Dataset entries
★ ★ ★ ★ ★

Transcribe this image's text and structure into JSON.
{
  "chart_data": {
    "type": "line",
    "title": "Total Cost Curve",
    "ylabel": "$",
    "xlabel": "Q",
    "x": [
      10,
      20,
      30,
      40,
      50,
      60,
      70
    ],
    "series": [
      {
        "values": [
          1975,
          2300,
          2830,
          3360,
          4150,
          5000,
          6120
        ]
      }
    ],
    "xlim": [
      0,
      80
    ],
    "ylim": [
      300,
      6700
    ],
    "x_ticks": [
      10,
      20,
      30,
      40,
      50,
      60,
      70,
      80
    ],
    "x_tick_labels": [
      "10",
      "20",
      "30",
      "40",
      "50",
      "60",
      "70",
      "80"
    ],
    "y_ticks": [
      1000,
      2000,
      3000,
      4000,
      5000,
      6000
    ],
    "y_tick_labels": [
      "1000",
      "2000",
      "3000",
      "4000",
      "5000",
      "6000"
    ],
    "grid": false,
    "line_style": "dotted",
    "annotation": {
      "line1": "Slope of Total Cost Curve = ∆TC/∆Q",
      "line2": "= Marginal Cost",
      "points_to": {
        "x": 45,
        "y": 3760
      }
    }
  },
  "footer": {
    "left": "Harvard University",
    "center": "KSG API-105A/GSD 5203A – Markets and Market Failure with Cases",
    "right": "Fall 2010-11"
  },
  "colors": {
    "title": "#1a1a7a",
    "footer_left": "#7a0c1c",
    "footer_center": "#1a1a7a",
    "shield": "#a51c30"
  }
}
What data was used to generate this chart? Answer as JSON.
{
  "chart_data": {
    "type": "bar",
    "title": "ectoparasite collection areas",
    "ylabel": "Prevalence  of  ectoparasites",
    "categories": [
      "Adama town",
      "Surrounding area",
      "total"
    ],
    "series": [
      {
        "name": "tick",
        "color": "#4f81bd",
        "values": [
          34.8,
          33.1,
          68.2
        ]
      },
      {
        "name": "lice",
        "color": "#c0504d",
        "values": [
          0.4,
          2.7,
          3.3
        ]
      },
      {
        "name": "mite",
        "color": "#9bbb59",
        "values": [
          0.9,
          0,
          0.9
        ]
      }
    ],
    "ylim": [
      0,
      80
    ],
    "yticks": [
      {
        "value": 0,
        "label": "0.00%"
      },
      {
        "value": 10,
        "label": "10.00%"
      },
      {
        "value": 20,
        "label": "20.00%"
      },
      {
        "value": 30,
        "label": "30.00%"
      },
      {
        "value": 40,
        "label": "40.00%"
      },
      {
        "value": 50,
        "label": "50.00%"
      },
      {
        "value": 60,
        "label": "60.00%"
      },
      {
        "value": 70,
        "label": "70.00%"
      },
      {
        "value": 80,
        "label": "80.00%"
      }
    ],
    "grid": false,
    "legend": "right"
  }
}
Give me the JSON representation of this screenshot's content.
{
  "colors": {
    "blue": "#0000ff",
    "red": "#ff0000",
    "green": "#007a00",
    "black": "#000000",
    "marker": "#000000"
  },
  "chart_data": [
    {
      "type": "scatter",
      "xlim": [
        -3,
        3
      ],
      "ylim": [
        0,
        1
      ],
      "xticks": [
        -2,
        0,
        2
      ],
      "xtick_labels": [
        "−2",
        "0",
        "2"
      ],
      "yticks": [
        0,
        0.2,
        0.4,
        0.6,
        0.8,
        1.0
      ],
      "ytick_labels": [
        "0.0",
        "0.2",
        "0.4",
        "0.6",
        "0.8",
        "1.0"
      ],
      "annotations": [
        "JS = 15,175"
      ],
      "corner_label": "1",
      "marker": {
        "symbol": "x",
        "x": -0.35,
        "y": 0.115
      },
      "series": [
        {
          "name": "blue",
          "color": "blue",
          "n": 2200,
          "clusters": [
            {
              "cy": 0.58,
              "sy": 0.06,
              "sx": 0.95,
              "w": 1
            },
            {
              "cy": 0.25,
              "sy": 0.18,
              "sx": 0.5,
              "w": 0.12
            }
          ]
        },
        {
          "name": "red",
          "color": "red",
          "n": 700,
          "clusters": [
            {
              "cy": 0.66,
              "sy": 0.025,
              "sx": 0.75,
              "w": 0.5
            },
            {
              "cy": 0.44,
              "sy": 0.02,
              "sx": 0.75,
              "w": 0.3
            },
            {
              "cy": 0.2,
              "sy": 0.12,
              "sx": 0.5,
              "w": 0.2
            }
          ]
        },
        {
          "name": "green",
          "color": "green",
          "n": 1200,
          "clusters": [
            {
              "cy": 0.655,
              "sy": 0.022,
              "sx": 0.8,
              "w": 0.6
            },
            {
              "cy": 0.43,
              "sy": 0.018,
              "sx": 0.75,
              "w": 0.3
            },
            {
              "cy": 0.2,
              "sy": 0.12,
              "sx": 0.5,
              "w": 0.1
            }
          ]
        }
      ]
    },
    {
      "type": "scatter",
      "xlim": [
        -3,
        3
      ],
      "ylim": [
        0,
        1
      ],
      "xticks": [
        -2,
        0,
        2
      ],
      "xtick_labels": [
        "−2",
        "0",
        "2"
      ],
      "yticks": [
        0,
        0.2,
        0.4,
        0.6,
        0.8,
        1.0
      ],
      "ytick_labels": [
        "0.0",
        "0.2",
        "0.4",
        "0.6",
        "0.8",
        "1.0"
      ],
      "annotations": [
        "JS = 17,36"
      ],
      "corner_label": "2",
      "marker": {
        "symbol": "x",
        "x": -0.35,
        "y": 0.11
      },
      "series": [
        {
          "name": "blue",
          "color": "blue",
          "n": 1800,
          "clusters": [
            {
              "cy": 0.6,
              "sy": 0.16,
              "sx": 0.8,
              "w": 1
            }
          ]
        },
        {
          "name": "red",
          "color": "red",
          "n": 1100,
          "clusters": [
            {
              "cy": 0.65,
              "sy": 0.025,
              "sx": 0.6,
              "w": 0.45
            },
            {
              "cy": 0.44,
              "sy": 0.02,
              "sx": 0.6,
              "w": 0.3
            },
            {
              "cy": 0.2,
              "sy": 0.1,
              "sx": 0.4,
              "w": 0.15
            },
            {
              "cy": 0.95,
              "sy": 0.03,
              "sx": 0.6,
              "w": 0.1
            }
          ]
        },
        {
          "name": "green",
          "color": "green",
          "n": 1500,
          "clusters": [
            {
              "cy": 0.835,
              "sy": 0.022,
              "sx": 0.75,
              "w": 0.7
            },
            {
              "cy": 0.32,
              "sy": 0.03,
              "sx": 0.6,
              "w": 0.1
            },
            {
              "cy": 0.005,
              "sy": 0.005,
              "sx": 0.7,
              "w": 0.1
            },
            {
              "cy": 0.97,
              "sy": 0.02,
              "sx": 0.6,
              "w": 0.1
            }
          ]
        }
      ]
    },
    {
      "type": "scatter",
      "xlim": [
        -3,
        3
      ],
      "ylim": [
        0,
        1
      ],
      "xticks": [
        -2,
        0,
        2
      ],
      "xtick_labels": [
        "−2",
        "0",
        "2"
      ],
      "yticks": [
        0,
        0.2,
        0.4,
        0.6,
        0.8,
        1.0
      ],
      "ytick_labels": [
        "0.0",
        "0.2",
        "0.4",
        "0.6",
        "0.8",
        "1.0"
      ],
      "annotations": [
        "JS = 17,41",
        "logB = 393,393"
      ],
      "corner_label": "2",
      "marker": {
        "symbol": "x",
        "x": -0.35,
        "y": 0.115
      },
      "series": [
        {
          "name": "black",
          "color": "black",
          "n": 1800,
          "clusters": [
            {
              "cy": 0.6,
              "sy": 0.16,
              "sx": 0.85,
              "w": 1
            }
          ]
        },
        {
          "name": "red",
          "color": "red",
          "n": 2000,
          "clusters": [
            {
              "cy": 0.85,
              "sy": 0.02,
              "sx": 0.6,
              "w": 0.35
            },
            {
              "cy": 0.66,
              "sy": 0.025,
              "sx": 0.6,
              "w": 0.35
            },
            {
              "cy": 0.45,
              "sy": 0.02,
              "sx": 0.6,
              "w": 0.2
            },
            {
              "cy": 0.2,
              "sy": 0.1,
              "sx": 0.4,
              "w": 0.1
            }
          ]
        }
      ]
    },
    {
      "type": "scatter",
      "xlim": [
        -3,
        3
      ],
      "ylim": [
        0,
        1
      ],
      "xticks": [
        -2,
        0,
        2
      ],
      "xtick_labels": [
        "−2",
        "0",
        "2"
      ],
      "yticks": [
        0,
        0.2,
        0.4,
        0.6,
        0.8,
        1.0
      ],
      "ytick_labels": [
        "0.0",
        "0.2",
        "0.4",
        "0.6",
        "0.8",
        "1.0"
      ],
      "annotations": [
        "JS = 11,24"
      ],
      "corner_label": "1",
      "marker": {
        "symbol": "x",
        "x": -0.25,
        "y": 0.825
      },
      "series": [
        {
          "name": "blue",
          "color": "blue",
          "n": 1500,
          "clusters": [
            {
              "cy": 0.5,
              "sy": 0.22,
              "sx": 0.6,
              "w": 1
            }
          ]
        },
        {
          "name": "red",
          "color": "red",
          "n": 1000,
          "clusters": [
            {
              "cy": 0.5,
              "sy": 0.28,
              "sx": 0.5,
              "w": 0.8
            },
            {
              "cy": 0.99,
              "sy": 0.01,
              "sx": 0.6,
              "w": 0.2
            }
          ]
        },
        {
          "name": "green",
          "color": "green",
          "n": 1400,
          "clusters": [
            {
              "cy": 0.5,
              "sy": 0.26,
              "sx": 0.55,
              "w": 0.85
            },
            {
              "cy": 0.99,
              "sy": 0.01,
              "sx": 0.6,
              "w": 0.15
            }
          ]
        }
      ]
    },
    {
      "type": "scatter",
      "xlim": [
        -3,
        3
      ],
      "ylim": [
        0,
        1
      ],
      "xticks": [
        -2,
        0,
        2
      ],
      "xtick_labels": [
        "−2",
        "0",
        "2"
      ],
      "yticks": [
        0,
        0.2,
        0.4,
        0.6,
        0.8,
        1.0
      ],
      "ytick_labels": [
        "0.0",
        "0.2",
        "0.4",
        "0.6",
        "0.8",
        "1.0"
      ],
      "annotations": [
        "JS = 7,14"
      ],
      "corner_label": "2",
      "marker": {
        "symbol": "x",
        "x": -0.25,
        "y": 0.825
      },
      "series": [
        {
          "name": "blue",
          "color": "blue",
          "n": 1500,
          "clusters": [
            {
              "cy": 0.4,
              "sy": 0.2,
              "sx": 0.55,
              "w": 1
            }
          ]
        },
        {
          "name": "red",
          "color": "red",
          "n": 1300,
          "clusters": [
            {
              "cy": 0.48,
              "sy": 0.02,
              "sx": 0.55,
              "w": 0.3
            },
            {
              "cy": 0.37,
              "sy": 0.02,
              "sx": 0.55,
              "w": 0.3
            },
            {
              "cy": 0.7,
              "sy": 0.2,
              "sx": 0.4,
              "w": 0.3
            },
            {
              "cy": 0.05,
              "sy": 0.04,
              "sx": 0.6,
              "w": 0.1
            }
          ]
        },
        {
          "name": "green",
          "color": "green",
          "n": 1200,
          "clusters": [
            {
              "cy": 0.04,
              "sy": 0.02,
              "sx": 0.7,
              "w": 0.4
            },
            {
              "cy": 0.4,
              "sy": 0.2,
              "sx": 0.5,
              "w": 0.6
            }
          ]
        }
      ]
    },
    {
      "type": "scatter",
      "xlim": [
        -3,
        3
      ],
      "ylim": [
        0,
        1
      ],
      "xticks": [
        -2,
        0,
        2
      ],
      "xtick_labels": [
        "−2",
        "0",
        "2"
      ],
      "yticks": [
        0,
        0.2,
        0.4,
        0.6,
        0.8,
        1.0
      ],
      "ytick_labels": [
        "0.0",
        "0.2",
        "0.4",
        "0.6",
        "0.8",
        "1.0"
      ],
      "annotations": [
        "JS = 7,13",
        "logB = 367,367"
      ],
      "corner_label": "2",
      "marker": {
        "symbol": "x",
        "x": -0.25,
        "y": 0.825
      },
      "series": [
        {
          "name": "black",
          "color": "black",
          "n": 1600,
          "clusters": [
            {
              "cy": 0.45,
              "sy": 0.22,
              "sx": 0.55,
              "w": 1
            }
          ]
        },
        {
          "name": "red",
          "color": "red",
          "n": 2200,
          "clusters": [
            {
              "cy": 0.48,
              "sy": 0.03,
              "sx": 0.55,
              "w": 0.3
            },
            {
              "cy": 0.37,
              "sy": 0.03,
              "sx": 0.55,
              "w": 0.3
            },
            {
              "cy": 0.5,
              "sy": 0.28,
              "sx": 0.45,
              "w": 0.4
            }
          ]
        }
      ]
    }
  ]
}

★ ★ ★ ★ ★

§ GOAL:
Copy out all lines from the material above that contain the string "Cost".

§ OUTPUT OF THE TASK:
    "title": "Total Cost Curve",
      "line1": "Slope of Total Cost Curve = ∆TC/∆Q",
      "line2": "= Marginal Cost",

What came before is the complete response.